Work to do
Scan the lines below; pull out those with "Neither".

Data section
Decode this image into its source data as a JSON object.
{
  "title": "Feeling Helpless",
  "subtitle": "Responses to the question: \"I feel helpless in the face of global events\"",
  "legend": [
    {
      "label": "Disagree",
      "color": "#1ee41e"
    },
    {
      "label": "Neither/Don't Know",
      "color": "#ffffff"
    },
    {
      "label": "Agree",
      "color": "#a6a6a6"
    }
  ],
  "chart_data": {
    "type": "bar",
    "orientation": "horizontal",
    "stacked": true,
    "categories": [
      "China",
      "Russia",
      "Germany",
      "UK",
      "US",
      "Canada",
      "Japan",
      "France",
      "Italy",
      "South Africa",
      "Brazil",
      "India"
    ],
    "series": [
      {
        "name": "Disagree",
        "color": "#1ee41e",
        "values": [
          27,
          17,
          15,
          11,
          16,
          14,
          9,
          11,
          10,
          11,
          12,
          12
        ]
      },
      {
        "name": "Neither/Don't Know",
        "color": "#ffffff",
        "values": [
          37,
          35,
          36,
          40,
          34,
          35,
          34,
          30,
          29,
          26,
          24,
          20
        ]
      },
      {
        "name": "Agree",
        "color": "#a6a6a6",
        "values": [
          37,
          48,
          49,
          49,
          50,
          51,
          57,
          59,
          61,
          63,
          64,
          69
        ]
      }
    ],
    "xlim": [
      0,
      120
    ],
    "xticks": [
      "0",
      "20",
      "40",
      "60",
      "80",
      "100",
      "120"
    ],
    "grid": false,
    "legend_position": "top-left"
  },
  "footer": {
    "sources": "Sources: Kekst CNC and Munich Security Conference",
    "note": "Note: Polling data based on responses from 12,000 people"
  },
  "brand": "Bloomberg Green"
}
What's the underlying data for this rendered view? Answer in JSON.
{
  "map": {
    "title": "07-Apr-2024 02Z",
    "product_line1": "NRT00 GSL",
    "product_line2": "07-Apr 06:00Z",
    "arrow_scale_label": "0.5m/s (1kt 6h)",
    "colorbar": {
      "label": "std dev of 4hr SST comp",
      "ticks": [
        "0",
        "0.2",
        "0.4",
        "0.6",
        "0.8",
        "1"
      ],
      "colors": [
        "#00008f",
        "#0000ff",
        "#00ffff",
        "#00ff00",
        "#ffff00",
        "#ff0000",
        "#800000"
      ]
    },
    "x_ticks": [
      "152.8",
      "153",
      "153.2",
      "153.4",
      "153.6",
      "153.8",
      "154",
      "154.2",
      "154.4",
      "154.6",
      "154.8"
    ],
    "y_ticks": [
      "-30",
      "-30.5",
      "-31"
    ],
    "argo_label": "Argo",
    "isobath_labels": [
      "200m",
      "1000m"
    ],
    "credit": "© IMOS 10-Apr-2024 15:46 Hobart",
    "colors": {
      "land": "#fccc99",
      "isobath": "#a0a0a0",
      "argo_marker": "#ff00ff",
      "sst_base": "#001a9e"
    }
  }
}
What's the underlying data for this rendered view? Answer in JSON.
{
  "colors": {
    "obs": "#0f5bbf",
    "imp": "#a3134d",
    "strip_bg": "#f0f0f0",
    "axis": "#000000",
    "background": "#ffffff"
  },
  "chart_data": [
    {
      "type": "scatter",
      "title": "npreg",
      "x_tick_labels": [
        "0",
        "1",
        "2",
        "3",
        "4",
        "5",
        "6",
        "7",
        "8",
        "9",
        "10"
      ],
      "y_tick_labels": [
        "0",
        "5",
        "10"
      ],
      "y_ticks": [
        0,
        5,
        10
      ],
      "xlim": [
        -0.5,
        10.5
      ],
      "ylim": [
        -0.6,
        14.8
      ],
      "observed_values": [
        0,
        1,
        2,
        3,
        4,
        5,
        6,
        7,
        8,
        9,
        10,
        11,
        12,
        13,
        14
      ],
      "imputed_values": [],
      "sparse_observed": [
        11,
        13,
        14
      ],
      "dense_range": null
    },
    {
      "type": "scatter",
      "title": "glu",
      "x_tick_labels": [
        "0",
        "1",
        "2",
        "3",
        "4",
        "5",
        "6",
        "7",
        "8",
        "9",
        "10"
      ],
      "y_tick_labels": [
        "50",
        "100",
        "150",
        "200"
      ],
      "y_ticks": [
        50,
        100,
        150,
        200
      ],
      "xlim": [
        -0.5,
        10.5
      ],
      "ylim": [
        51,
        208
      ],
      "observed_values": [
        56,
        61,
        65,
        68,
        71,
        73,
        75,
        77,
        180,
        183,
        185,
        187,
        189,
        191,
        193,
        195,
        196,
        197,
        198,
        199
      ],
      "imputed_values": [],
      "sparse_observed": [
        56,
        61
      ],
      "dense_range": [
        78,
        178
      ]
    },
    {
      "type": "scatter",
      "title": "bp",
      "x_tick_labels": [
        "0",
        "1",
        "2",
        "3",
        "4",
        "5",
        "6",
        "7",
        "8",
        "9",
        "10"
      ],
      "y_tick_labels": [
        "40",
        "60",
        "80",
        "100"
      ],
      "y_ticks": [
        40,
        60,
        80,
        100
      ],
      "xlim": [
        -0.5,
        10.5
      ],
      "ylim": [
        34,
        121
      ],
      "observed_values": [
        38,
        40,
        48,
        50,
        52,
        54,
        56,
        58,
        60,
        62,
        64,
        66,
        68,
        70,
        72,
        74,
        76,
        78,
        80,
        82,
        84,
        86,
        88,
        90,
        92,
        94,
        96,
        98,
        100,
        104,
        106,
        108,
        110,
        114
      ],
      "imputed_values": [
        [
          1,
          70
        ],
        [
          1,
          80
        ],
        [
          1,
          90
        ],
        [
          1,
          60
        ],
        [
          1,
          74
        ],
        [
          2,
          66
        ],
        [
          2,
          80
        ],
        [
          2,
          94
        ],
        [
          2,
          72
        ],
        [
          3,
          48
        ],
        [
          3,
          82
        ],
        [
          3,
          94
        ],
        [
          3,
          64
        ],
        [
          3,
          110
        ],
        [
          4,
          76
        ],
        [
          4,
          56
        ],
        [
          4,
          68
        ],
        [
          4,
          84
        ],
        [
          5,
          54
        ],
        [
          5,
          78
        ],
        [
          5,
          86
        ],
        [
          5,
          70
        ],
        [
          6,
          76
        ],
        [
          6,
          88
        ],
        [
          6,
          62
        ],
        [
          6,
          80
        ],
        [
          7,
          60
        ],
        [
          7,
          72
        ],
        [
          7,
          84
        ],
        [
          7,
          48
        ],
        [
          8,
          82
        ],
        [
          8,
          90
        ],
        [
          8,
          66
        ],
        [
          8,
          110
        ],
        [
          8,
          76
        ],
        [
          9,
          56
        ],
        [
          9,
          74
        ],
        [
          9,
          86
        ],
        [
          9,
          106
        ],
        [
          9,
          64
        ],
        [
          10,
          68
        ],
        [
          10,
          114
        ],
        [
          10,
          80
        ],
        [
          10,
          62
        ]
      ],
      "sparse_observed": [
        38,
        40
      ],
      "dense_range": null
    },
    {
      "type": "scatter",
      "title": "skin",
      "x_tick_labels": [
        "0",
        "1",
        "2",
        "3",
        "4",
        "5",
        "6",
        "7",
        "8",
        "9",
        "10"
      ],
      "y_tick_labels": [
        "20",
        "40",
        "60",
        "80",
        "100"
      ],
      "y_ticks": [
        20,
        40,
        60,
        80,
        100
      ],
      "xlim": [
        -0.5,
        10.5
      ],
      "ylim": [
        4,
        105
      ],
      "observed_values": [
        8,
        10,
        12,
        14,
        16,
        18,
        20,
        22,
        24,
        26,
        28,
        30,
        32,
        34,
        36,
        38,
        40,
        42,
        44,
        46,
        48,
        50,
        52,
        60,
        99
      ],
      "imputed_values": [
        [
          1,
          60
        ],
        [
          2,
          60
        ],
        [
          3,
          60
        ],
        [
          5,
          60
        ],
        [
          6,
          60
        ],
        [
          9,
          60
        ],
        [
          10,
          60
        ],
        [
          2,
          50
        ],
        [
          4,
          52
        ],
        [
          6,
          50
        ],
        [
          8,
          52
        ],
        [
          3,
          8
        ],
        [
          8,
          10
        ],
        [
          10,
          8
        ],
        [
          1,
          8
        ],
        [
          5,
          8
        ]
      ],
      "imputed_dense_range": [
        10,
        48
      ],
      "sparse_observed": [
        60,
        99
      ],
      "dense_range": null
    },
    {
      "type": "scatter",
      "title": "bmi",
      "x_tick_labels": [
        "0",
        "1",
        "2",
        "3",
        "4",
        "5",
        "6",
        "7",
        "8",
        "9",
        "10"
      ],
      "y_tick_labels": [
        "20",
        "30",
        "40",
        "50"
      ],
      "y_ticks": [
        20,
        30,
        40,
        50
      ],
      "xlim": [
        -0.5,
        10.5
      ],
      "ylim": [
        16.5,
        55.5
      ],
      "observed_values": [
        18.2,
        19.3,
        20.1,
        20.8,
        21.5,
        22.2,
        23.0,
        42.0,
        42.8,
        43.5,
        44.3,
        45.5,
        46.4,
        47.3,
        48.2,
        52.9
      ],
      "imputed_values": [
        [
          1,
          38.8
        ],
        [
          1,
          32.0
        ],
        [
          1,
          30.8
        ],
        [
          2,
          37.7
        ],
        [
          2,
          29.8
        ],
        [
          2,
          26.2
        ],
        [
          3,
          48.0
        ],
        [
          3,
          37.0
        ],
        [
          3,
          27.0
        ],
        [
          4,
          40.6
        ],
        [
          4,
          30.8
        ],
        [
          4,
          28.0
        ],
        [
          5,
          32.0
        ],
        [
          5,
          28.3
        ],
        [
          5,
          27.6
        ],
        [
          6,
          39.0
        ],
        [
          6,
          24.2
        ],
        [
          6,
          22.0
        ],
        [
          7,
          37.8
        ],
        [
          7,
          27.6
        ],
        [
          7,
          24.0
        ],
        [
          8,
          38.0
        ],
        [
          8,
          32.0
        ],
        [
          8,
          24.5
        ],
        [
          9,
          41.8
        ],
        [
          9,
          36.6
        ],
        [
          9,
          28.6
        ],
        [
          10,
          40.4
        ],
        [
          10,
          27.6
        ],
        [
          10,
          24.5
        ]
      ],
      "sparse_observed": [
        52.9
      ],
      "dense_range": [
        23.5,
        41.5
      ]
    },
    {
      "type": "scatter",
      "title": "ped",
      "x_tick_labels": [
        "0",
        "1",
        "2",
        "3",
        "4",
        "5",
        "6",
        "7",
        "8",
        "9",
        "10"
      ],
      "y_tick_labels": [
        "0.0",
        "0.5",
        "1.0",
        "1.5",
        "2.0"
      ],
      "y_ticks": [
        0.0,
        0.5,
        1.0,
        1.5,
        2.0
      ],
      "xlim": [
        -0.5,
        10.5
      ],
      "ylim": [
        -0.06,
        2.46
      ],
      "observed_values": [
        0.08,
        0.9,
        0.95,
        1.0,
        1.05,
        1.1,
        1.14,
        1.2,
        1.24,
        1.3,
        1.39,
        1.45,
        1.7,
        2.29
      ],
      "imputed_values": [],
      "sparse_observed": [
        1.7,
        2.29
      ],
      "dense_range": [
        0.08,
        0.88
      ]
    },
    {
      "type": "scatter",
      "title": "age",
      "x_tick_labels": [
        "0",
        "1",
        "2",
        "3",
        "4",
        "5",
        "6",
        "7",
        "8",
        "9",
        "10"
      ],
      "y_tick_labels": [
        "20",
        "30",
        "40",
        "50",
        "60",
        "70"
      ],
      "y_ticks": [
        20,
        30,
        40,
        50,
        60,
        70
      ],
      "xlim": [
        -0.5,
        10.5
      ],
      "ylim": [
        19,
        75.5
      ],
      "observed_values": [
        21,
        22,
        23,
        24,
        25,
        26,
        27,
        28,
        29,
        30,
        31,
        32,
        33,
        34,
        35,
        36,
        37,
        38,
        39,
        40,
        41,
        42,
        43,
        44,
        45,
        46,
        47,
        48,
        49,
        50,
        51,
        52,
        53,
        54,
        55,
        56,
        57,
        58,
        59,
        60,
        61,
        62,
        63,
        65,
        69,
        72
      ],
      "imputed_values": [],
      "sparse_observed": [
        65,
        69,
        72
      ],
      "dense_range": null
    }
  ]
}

Result of this exercise
      "label": "Neither/Don't Know",
        "name": "Neither/Don't Know",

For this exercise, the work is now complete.